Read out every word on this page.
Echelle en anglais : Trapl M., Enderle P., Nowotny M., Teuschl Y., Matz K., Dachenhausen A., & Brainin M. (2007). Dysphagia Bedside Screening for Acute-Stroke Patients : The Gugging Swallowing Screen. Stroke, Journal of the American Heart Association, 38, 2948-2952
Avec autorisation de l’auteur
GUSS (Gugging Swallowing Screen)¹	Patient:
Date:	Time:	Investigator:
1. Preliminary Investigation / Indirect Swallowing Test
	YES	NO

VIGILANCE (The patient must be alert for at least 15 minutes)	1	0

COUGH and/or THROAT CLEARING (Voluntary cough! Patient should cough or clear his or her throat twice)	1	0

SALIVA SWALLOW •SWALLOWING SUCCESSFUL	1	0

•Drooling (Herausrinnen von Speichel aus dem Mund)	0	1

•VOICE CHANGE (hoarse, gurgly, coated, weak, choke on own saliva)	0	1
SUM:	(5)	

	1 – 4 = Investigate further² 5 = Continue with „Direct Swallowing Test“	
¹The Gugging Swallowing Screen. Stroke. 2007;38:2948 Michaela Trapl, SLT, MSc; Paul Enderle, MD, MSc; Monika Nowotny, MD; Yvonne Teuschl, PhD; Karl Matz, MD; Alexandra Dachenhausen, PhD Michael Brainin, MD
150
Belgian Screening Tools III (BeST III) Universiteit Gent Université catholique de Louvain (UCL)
======
Task to complete ▸
Write the data out in full, matching every line exactly.

Response ▸
Read out every word on this page.
Echelle en anglais : Trapl M., Enderle P., Nowotny M., Teuschl Y., Matz K., Dachenhausen A., & Brainin M. (2007). Dysphagia Bedside Screening for Acute-Stroke Patients : The Gugging Swallowing Screen. Stroke, Journal of the American Heart Association, 38, 2948-2952
Avec autorisation de l’auteur
GUSS (Gugging Swallowing Screen)¹	Patient:
Date:	Time:	Investigator:
1. Preliminary Investigation / Indirect Swallowing Test
	YES	NO

VIGILANCE (The patient must be alert for at least 15 minutes)	1	0

COUGH and/or THROAT CLEARING (Voluntary cough! Patient should cough or clear his or her throat twice)	1	0

SALIVA SWALLOW •SWALLOWING SUCCESSFUL	1	0

•Drooling (Herausrinnen von Speichel aus dem Mund)	0	1

•VOICE CHANGE (hoarse, gurgly, coated, weak, choke on own saliva)	0	1
SUM:	(5)	

	1 – 4 = Investigate further² 5 = Continue with „Direct Swallowing Test“	
¹The Gugging Swallowing Screen. Stroke. 2007;38:2948 Michaela Trapl, SLT, MSc; Paul Enderle, MD, MSc; Monika Nowotny, MD; Yvonne Teuschl, PhD; Karl Matz, MD; Alexandra Dachenhausen, PhD Michael Brainin, MD
150
Belgian Screening Tools III (BeST III) Universiteit Gent Université catholique de Louvain (UCL)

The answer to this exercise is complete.